/---
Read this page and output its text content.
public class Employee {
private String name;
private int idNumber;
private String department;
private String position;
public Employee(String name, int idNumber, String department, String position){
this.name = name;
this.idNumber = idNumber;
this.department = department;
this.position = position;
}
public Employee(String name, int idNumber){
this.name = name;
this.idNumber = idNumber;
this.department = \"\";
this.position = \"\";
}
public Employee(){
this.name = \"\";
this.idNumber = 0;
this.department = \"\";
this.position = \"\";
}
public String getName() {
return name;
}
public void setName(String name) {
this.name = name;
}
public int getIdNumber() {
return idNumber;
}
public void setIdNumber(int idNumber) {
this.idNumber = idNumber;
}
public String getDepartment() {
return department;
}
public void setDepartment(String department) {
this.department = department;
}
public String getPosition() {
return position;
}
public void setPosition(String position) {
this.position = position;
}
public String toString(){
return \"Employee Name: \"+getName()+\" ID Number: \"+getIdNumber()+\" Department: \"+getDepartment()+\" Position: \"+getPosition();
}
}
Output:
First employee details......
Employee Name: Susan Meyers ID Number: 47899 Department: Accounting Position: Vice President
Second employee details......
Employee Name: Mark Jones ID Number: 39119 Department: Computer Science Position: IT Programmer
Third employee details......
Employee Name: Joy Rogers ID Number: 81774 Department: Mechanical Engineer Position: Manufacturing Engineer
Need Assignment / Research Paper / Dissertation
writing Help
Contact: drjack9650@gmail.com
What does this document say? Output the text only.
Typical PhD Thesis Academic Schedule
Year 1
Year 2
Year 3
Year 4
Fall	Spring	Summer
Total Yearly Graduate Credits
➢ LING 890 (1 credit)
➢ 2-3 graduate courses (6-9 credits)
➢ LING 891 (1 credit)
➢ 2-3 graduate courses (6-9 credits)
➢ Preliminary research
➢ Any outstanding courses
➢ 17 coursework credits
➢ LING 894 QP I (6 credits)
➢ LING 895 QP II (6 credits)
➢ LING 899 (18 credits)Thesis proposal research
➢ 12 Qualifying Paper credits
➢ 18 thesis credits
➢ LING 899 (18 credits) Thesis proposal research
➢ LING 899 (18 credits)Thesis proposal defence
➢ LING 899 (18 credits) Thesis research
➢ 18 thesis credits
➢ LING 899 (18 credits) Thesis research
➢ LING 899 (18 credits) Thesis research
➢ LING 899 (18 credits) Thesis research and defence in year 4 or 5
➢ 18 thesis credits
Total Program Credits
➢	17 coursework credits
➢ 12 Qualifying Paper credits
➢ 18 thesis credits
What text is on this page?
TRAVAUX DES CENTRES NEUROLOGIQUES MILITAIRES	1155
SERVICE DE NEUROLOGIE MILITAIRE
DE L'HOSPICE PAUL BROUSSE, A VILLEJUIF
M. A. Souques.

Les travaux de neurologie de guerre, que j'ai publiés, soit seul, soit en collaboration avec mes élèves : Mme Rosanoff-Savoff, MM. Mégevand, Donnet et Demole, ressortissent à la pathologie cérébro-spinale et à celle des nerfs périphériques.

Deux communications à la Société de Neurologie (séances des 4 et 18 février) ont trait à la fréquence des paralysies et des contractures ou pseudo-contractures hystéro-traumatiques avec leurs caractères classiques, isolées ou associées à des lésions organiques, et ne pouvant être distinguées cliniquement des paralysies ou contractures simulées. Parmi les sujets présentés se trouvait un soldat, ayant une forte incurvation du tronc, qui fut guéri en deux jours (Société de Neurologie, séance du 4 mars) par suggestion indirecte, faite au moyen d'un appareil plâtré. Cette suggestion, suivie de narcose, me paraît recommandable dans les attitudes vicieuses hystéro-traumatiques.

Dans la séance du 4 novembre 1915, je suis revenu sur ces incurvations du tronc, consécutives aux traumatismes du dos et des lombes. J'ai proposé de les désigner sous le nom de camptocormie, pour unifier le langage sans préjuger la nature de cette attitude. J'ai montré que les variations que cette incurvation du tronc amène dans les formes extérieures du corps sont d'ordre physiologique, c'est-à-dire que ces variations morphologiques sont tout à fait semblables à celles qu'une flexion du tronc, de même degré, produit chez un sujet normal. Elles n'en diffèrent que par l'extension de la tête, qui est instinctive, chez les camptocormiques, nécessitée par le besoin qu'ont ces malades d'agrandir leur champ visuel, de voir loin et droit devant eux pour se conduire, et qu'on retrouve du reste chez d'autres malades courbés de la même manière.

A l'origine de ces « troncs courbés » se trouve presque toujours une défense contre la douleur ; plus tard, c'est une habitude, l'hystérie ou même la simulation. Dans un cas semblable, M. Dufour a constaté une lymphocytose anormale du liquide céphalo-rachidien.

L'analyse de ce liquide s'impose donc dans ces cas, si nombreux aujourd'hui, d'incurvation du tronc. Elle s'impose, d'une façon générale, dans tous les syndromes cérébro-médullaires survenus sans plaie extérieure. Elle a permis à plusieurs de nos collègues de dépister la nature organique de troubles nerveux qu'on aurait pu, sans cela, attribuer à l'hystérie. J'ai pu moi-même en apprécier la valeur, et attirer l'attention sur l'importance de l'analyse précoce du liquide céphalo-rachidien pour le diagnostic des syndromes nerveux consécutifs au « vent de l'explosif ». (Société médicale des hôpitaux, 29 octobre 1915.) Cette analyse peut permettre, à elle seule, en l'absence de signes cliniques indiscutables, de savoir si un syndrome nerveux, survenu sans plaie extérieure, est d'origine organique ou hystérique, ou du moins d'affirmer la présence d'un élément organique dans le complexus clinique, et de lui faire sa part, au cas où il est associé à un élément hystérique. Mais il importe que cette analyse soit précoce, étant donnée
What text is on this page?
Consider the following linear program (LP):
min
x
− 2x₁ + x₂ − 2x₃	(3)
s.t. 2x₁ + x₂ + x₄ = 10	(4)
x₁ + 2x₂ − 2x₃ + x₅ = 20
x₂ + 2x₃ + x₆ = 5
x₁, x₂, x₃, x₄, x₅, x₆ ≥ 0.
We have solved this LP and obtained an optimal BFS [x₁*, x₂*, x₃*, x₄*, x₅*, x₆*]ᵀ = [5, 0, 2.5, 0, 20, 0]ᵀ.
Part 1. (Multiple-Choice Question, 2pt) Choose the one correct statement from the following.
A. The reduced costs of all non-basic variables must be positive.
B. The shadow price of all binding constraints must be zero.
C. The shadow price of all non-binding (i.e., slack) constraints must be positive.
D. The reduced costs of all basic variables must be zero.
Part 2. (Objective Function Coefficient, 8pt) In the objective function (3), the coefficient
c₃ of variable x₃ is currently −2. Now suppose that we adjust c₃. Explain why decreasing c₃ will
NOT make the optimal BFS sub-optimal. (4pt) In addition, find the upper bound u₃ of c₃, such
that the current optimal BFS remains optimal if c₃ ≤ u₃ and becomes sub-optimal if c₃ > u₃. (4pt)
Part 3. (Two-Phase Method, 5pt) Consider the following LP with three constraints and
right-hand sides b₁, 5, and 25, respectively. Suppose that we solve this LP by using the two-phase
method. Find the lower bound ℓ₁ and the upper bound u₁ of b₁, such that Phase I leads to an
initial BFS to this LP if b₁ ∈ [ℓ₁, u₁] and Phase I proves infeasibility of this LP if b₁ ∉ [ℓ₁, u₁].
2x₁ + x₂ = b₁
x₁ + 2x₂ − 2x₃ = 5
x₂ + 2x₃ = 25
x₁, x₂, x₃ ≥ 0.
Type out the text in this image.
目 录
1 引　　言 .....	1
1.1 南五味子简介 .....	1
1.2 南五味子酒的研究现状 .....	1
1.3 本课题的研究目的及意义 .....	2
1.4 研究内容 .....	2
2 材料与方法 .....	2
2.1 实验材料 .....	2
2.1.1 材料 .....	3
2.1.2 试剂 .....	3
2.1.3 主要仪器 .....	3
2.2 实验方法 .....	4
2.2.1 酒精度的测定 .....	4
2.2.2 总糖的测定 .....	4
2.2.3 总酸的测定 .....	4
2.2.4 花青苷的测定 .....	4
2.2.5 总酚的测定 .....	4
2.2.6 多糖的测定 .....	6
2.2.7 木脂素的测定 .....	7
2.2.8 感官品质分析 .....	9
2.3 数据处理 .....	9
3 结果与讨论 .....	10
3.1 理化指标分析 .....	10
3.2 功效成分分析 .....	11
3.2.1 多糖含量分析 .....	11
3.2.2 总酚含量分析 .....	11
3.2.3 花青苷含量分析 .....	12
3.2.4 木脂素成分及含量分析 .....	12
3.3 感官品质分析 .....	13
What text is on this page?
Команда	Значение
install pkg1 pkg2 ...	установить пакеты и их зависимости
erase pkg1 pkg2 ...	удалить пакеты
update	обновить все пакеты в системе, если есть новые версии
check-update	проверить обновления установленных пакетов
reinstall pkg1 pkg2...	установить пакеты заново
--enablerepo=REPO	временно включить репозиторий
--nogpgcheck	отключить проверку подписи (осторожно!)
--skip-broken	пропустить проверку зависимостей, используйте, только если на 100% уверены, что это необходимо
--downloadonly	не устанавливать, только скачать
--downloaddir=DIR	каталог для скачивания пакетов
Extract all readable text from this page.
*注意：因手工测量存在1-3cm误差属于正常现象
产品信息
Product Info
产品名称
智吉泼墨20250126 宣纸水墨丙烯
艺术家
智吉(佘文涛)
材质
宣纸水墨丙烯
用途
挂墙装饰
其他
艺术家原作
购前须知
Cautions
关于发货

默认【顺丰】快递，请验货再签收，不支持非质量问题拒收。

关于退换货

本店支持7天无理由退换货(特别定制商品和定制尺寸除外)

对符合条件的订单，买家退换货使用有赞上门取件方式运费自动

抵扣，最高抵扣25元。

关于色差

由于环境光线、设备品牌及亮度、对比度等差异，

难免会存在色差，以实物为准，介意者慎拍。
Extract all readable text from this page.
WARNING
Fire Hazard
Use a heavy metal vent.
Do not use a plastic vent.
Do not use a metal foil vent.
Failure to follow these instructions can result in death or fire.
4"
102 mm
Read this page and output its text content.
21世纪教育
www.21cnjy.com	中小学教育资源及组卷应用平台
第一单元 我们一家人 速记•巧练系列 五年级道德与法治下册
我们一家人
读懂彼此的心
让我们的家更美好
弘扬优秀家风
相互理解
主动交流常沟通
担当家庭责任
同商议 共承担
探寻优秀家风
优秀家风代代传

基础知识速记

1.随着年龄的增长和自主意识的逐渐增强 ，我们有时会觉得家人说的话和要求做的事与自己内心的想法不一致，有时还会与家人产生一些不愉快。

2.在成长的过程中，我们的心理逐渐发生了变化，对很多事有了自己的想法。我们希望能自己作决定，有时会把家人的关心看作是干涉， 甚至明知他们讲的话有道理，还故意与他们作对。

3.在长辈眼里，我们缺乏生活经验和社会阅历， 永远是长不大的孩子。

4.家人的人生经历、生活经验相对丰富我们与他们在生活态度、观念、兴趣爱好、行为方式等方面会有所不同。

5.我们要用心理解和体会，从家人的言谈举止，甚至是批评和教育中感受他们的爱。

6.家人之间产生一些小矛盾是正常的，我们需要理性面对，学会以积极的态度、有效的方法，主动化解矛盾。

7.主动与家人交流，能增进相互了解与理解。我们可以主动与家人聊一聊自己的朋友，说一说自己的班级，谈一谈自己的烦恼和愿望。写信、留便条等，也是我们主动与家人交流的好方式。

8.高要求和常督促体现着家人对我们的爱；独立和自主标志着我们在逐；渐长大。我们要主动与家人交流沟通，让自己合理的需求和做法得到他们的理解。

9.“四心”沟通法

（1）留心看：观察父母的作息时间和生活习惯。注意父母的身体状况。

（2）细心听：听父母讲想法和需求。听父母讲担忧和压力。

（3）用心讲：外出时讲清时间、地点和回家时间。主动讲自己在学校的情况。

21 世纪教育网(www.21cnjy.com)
\---
Problem to solve: Return each line among the entries that holds the word "zero".

Complete answer:
B. The shadow price of all binding constraints must be zero.
D. The reduced costs of all basic variables must be zero.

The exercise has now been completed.